Dataset excerpt
____

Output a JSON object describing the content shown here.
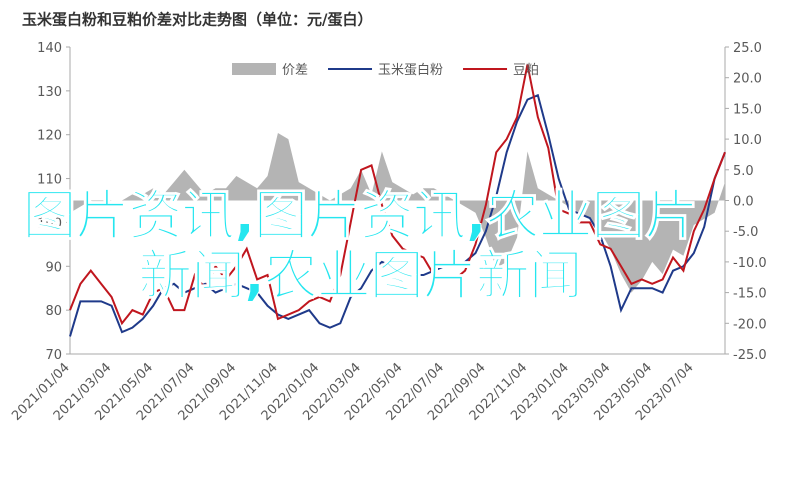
{
  "chart_data": {
    "type": "line",
    "title": "玉米蛋白粉和豆粕价差对比走势图（单位：元/蛋白）",
    "overlay_text": "图片资讯,图片资讯,农业图片新闻,农业图片新闻",
    "categories": [
      "2021/01/04",
      null,
      null,
      null,
      "2021/03/04",
      null,
      null,
      null,
      "2021/05/04",
      null,
      null,
      null,
      "2021/07/04",
      null,
      null,
      null,
      "2021/09/04",
      null,
      null,
      null,
      "2021/11/04",
      null,
      null,
      null,
      "2022/01/04",
      null,
      null,
      null,
      "2022/03/04",
      null,
      null,
      null,
      "2022/05/04",
      null,
      null,
      null,
      "2022/07/04",
      null,
      null,
      null,
      "2022/09/04",
      null,
      null,
      null,
      "2022/11/04",
      null,
      null,
      null,
      "2023/01/04",
      null,
      null,
      null,
      "2023/03/04",
      null,
      null,
      null,
      "2023/05/04",
      null,
      null,
      null,
      "2023/07/04",
      null,
      null,
      null
    ],
    "series": [
      {
        "name": "价差",
        "color": "#b4b4b4",
        "axis": "y2",
        "style": "area",
        "values": [
          -2,
          -1,
          0,
          -1,
          0,
          0,
          1,
          1,
          2,
          1,
          3,
          5,
          3,
          1,
          2,
          2,
          4,
          3,
          2,
          4,
          11,
          10,
          3,
          2,
          1,
          0,
          1,
          2,
          5,
          1,
          8,
          3,
          2,
          1,
          2,
          2,
          1,
          0,
          -1,
          -2,
          -6,
          -11,
          -10,
          -6,
          8,
          2,
          1,
          0,
          -1,
          -2,
          -3,
          -5,
          -8,
          -12,
          -15,
          -13,
          -10,
          -12,
          -8,
          -9,
          -4,
          -3,
          -2,
          3
        ]
      },
      {
        "name": "玉米蛋白粉",
        "color": "#1f3a8a",
        "style": "line",
        "values": [
          74,
          82,
          82,
          82,
          81,
          75,
          76,
          78,
          81,
          85,
          86,
          84,
          85,
          86,
          84,
          85,
          86,
          85,
          84,
          81,
          79,
          78,
          79,
          80,
          77,
          76,
          77,
          83,
          85,
          89,
          91,
          90,
          88,
          88,
          88,
          89,
          90,
          90,
          91,
          93,
          98,
          106,
          116,
          123,
          128,
          129,
          120,
          110,
          103,
          102,
          101,
          97,
          90,
          80,
          85,
          85,
          85,
          84,
          89,
          90,
          93,
          99,
          110,
          116
        ]
      },
      {
        "name": "豆粕",
        "color": "#c0161e",
        "style": "line",
        "values": [
          80,
          86,
          89,
          86,
          83,
          77,
          80,
          79,
          84,
          85,
          80,
          80,
          88,
          85,
          90,
          87,
          90,
          94,
          87,
          88,
          78,
          79,
          80,
          82,
          83,
          82,
          88,
          100,
          112,
          113,
          104,
          97,
          94,
          93,
          92,
          88,
          87,
          87,
          89,
          95,
          104,
          116,
          119,
          124,
          136,
          124,
          117,
          103,
          102,
          100,
          100,
          95,
          94,
          90,
          86,
          87,
          86,
          87,
          92,
          89,
          98,
          103,
          110,
          116
        ]
      }
    ],
    "ylim": [
      70,
      140
    ],
    "yticks": [
      70,
      80,
      90,
      100,
      110,
      120,
      130,
      140
    ],
    "y2lim": [
      -25,
      25
    ],
    "y2ticks": [
      -25.0,
      -20.0,
      -15.0,
      -10.0,
      -5.0,
      0.0,
      5.0,
      10.0,
      15.0,
      20.0,
      25.0
    ],
    "grid": false
  }
}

____

__Exercise directions__
Quote every record above exactly, leaving out the pictures.

__Full answer__
Output a JSON object describing the content shown here.
{
  "chart_data": {
    "type": "line",
    "title": "玉米蛋白粉和豆粕价差对比走势图（单位：元/蛋白）",
    "overlay_text": "图片资讯,图片资讯,农业图片新闻,农业图片新闻",
    "categories": [
      "2021/01/04",
      null,
      null,
      null,
      "2021/03/04",
      null,
      null,
      null,
      "2021/05/04",
      null,
      null,
      null,
      "2021/07/04",
      null,
      null,
      null,
      "2021/09/04",
      null,
      null,
      null,
      "2021/11/04",
      null,
      null,
      null,
      "2022/01/04",
      null,
      null,
      null,
      "2022/03/04",
      null,
      null,
      null,
      "2022/05/04",
      null,
      null,
      null,
      "2022/07/04",
      null,
      null,
      null,
      "2022/09/04",
      null,
      null,
      null,
      "2022/11/04",
      null,
      null,
      null,
      "2023/01/04",
      null,
      null,
      null,
      "2023/03/04",
      null,
      null,
      null,
      "2023/05/04",
      null,
      null,
      null,
      "2023/07/04",
      null,
      null,
      null
    ],
    "series": [
      {
        "name": "价差",
        "color": "#b4b4b4",
        "axis": "y2",
        "style": "area",
        "values": [
          -2,
          -1,
          0,
          -1,
          0,
          0,
          1,
          1,
          2,
          1,
          3,
          5,
          3,
          1,
          2,
          2,
          4,
          3,
          2,
          4,
          11,
          10,
          3,
          2,
          1,
          0,
          1,
          2,
          5,
          1,
          8,
          3,
          2,
          1,
          2,
          2,
          1,
          0,
          -1,
          -2,
          -6,
          -11,
          -10,
          -6,
          8,
          2,
          1,
          0,
          -1,
          -2,
          -3,
          -5,
          -8,
          -12,
          -15,
          -13,
          -10,
          -12,
          -8,
          -9,
          -4,
          -3,
          -2,
          3
        ]
      },
      {
        "name": "玉米蛋白粉",
        "color": "#1f3a8a",
        "style": "line",
        "values": [
          74,
          82,
          82,
          82,
          81,
          75,
          76,
          78,
          81,
          85,
          86,
          84,
          85,
          86,
          84,
          85,
          86,
          85,
          84,
          81,
          79,
          78,
          79,
          80,
          77,
          76,
          77,
          83,
          85,
          89,
          91,
          90,
          88,
          88,
          88,
          89,
          90,
          90,
          91,
          93,
          98,
          106,
          116,
          123,
          128,
          129,
          120,
          110,
          103,
          102,
          101,
          97,
          90,
          80,
          85,
          85,
          85,
          84,
          89,
          90,
          93,
          99,
          110,
          116
        ]
      },
      {
        "name": "豆粕",
        "color": "#c0161e",
        "style": "line",
        "values": [
          80,
          86,
          89,
          86,
          83,
          77,
          80,
          79,
          84,
          85,
          80,
          80,
          88,
          85,
          90,
          87,
          90,
          94,
          87,
          88,
          78,
          79,
          80,
          82,
          83,
          82,
          88,
          100,
          112,
          113,
          104,
          97,
          94,
          93,
          92,
          88,
          87,
          87,
          89,
          95,
          104,
          116,
          119,
          124,
          136,
          124,
          117,
          103,
          102,
          100,
          100,
          95,
          94,
          90,
          86,
          87,
          86,
          87,
          92,
          89,
          98,
          103,
          110,
          116
        ]
      }
    ],
    "ylim": [
      70,
      140
    ],
    "yticks": [
      70,
      80,
      90,
      100,
      110,
      120,
      130,
      140
    ],
    "y2lim": [
      -25,
      25
    ],
    "y2ticks": [
      -25.0,
      -20.0,
      -15.0,
      -10.0,
      -5.0,
      0.0,
      5.0,
      10.0,
      15.0,
      20.0,
      25.0
    ],
    "grid": false
  }
}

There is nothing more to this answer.